--- Start RECORDS FOR PROCESSING ---

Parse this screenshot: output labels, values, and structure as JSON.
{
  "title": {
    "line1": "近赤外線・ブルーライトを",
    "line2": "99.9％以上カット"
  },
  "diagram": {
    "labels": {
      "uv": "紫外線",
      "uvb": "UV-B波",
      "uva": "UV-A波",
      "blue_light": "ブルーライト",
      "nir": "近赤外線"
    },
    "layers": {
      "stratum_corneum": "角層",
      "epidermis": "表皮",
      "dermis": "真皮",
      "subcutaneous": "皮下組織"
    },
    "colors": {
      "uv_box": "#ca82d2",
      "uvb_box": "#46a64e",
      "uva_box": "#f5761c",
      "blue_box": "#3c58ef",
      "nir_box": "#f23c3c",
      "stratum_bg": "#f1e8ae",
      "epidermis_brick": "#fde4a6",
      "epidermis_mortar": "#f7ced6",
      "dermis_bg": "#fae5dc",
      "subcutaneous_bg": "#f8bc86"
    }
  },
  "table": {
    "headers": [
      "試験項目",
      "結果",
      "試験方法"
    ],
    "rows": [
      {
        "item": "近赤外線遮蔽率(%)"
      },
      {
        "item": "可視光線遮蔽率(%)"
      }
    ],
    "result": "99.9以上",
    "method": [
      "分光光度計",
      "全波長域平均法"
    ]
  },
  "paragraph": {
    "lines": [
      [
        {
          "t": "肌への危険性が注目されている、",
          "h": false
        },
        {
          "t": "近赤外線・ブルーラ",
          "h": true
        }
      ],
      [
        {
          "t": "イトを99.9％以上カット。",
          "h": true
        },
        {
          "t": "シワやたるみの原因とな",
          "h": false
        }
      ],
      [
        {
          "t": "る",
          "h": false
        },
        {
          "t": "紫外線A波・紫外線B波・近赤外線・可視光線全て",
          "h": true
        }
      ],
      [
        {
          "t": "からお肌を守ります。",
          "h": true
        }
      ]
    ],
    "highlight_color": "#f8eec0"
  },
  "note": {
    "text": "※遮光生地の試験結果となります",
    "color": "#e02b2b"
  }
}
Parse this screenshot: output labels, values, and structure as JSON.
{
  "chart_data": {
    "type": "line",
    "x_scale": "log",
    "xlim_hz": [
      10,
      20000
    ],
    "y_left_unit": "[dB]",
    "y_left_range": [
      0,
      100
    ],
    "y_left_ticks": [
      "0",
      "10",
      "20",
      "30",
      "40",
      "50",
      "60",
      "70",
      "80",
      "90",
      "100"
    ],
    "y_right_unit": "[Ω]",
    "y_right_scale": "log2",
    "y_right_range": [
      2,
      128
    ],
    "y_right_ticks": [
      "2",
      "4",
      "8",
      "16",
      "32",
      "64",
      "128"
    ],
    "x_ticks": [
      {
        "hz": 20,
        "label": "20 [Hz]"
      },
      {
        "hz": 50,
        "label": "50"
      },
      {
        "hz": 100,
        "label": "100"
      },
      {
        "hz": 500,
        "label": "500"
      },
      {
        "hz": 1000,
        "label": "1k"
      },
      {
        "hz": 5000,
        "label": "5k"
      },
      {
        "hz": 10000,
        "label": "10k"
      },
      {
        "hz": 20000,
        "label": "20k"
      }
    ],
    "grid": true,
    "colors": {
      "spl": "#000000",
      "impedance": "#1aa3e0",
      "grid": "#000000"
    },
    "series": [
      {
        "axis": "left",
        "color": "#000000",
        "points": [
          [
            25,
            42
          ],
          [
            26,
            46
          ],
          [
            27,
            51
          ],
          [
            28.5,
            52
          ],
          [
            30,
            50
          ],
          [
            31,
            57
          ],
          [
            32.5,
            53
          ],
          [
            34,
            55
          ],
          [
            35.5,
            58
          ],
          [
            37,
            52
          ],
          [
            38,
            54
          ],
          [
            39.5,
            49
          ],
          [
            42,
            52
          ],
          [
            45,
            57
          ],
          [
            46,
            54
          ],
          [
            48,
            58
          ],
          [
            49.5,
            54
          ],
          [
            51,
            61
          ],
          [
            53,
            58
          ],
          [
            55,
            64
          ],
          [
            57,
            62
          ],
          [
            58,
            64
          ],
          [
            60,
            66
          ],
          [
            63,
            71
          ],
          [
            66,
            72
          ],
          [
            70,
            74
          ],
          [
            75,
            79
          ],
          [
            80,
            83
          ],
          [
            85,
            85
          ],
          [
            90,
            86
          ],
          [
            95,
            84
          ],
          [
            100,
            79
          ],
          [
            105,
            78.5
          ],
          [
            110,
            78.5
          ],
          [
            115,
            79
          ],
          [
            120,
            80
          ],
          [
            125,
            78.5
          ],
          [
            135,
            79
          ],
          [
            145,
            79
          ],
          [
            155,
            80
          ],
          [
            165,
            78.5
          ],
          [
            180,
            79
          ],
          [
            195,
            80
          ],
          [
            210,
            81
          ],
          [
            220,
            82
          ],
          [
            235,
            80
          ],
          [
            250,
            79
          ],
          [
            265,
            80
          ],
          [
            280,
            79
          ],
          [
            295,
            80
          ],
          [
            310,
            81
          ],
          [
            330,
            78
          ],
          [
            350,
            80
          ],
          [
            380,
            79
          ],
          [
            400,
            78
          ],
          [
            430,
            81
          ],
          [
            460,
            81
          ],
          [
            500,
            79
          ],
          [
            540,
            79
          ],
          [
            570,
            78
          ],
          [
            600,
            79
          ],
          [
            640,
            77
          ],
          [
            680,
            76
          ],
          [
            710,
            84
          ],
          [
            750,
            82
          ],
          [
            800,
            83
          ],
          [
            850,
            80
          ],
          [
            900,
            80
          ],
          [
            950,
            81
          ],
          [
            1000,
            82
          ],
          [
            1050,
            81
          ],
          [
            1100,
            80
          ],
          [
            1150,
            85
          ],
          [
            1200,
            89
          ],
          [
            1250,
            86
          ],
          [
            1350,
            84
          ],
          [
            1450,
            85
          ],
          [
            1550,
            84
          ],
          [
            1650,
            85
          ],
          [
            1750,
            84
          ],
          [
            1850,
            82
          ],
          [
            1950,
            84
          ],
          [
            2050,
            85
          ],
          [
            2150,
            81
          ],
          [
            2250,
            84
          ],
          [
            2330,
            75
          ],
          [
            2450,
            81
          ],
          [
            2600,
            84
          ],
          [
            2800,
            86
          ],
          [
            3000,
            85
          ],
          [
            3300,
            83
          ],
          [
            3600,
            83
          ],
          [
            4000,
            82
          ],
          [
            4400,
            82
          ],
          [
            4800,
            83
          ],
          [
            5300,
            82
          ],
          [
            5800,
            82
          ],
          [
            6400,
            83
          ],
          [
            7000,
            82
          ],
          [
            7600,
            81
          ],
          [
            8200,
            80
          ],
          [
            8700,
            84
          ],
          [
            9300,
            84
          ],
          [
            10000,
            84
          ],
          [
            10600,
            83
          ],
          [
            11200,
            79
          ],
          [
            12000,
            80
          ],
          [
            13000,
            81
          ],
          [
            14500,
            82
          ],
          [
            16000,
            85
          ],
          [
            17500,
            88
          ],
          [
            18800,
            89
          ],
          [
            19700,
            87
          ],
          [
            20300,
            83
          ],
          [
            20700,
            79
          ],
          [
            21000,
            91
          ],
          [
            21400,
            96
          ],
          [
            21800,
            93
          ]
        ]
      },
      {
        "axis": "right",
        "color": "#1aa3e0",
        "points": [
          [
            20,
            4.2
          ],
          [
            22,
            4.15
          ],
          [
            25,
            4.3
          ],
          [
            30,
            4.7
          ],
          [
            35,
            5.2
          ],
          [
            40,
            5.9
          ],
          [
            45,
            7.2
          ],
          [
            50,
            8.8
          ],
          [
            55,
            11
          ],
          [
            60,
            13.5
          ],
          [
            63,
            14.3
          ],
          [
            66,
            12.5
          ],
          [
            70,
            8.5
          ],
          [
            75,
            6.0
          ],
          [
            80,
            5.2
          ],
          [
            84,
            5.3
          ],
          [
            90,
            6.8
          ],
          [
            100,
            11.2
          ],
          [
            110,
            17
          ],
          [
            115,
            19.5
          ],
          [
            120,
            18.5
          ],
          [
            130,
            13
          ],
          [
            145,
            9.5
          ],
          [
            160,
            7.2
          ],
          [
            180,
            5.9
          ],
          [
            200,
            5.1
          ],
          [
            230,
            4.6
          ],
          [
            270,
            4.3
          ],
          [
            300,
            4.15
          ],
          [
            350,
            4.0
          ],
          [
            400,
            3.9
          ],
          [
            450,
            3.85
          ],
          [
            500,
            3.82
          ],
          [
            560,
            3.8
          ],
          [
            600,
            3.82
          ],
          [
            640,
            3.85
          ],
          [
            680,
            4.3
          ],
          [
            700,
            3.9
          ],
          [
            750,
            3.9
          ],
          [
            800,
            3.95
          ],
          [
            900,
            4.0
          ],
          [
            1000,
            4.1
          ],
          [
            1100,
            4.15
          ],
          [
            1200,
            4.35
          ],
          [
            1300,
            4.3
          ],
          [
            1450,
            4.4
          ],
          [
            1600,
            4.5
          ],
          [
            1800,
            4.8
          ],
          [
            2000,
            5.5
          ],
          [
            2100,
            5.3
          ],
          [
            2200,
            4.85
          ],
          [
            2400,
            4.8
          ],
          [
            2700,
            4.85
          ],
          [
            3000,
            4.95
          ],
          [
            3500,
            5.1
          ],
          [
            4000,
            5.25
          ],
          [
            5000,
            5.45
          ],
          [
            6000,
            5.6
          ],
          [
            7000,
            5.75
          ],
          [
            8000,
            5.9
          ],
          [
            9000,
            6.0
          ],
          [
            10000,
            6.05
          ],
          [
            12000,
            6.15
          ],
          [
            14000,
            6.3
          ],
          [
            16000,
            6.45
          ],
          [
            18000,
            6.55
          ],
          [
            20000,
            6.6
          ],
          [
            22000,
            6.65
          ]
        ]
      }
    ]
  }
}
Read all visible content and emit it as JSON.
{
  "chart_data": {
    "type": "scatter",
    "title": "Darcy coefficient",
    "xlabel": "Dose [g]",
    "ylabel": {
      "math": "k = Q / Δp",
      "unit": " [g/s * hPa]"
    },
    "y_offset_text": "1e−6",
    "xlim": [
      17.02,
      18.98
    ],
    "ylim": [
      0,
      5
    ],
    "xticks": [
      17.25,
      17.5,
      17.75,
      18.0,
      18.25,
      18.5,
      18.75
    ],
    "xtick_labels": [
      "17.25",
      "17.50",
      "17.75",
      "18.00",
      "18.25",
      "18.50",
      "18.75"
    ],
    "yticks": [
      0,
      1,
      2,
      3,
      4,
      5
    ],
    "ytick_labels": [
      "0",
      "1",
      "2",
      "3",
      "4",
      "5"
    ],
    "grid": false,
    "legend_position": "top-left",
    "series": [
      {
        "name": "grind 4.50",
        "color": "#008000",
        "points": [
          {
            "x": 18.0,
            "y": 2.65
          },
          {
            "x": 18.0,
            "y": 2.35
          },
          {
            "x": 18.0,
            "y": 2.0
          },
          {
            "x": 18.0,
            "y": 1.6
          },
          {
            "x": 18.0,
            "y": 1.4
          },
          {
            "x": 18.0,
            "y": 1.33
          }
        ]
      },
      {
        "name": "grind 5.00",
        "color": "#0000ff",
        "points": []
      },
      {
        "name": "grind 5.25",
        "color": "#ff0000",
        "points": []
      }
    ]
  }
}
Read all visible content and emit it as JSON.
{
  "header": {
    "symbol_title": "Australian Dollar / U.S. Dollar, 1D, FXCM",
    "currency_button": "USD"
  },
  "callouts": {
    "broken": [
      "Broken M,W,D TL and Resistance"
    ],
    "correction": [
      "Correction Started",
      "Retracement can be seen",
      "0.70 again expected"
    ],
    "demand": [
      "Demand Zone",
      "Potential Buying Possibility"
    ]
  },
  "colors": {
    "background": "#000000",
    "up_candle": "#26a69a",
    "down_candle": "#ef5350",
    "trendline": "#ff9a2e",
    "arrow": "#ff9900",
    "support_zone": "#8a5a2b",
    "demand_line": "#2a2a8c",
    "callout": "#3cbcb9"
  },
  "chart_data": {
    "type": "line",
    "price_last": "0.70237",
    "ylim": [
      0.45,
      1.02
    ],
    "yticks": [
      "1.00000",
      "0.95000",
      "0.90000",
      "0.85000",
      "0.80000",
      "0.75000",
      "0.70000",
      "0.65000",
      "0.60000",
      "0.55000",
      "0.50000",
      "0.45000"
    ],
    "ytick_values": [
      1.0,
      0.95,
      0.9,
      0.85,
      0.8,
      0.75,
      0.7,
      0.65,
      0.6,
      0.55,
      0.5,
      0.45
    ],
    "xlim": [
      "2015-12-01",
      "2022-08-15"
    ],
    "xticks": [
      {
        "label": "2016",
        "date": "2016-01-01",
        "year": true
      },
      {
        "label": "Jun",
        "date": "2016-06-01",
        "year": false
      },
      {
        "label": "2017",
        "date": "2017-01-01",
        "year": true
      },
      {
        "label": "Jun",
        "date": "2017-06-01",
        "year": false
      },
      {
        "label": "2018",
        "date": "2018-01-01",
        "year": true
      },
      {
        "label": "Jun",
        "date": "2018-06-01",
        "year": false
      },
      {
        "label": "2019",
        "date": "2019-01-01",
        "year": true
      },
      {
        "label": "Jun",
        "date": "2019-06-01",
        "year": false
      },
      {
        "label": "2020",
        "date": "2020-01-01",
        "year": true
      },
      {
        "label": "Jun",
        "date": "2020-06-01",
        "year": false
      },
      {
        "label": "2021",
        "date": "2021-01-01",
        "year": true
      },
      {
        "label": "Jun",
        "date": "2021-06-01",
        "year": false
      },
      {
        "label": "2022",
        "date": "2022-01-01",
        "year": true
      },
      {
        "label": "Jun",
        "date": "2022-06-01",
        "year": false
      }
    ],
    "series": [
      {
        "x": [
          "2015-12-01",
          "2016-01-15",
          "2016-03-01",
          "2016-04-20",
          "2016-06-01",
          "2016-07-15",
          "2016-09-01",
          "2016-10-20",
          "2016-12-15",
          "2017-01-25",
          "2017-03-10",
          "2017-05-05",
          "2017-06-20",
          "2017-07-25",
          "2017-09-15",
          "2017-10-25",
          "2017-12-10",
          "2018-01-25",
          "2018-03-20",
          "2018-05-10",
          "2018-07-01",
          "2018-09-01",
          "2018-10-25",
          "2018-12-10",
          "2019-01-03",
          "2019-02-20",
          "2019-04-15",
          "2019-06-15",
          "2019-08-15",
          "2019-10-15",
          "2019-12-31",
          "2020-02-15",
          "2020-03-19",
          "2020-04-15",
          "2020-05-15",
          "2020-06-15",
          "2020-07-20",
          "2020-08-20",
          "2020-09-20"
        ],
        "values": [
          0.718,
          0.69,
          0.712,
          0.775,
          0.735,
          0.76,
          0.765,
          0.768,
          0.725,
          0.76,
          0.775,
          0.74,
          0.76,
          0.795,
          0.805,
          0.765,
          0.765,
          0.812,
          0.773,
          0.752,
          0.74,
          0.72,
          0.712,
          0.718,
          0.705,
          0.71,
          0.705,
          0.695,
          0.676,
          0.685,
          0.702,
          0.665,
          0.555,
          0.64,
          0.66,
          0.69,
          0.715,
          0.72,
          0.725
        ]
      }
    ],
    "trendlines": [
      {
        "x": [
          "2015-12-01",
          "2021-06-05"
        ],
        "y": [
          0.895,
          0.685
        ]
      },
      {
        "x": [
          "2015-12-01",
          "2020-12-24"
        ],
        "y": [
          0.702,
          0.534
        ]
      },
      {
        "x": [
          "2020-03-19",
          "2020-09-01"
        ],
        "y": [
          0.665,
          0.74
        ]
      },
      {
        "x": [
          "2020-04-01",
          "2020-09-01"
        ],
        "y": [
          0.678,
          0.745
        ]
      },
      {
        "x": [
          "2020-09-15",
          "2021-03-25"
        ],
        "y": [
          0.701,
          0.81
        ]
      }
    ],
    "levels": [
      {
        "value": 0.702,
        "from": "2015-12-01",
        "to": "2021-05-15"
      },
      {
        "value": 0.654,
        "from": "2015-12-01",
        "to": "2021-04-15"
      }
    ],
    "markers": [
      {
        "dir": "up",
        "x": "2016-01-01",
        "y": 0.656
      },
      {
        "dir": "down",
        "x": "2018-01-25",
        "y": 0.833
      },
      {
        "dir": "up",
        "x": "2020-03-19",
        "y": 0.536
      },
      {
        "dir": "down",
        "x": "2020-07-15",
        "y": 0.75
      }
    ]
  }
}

--- End RECORDS FOR PROCESSING ---

GIVEN INSTRUCTION ::
Show the lines of the records that contain the word "name".

EXPECTED ANSWER ::
        "name": "grind 4.50",
        "name": "grind 5.00",
        "name": "grind 5.25",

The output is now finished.